--- WHAT YOU SHOULD DO ---
Select and copy out every line in the records containing "生前职务".

Stored records
● ● ● ●

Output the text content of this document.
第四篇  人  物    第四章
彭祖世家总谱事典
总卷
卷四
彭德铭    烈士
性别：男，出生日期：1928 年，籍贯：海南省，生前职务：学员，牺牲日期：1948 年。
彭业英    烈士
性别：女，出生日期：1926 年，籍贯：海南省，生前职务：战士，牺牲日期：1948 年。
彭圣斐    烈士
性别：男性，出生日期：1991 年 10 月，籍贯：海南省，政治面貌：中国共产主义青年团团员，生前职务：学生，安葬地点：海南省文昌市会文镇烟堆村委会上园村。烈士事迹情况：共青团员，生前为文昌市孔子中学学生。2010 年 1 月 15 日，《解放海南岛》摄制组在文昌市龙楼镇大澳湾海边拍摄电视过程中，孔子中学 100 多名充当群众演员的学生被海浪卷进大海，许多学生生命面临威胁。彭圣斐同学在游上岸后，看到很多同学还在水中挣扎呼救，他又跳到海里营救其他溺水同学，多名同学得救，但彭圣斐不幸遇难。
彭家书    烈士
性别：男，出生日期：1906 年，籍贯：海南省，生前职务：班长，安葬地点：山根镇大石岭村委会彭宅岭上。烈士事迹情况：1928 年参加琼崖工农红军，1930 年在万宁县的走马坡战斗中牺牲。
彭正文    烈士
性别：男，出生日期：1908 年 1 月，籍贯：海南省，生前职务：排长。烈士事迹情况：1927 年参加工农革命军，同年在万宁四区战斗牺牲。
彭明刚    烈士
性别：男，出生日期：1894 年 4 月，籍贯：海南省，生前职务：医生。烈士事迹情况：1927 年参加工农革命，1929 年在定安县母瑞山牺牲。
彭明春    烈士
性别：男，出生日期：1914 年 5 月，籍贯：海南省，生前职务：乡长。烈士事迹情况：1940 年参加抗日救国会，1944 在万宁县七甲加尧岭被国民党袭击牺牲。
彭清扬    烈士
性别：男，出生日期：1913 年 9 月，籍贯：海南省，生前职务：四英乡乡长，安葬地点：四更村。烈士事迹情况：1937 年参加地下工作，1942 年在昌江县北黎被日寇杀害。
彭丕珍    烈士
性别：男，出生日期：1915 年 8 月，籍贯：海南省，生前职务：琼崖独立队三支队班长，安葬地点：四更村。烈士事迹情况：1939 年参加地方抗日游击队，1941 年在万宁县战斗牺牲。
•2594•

● ● ● ●

--- SOLUTION TO THIS PROBLEM ---
性别：男，出生日期：1928 年，籍贯：海南省，生前职务：学员，牺牲日期：1948 年。
性别：女，出生日期：1926 年，籍贯：海南省，生前职务：战士，牺牲日期：1948 年。
性别：男性，出生日期：1991 年 10 月，籍贯：海南省，政治面貌：中国共产主义青年团团员，生前职务：学生，安葬地点：海南省文昌市会文镇烟堆村委会上园村。烈士事迹情况：共青团员，生前为文昌市孔子中学学生。2010 年 1 月 15 日，《解放海南岛》摄制组在文昌市龙楼镇大澳湾海边拍摄电视过程中，孔子中学 100 多名充当群众演员的学生被海浪卷进大海，许多学生生命面临威胁。彭圣斐同学在游上岸后，看到很多同学还在水中挣扎呼救，他又跳到海里营救其他溺水同学，多名同学得救，但彭圣斐不幸遇难。
性别：男，出生日期：1906 年，籍贯：海南省，生前职务：班长，安葬地点：山根镇大石岭村委会彭宅岭上。烈士事迹情况：1928 年参加琼崖工农红军，1930 年在万宁县的走马坡战斗中牺牲。
性别：男，出生日期：1908 年 1 月，籍贯：海南省，生前职务：排长。烈士事迹情况：1927 年参加工农革命军，同年在万宁四区战斗牺牲。
性别：男，出生日期：1894 年 4 月，籍贯：海南省，生前职务：医生。烈士事迹情况：1927 年参加工农革命，1929 年在定安县母瑞山牺牲。
性别：男，出生日期：1914 年 5 月，籍贯：海南省，生前职务：乡长。烈士事迹情况：1940 年参加抗日救国会，1944 在万宁县七甲加尧岭被国民党袭击牺牲。
性别：男，出生日期：1913 年 9 月，籍贯：海南省，生前职务：四英乡乡长，安葬地点：四更村。烈士事迹情况：1937 年参加地下工作，1942 年在昌江县北黎被日寇杀害。
性别：男，出生日期：1915 年 8 月，籍贯：海南省，生前职务：琼崖独立队三支队班长，安葬地点：四更村。烈士事迹情况：1939 年参加地方抗日游击队，1941 年在万宁县战斗牺牲。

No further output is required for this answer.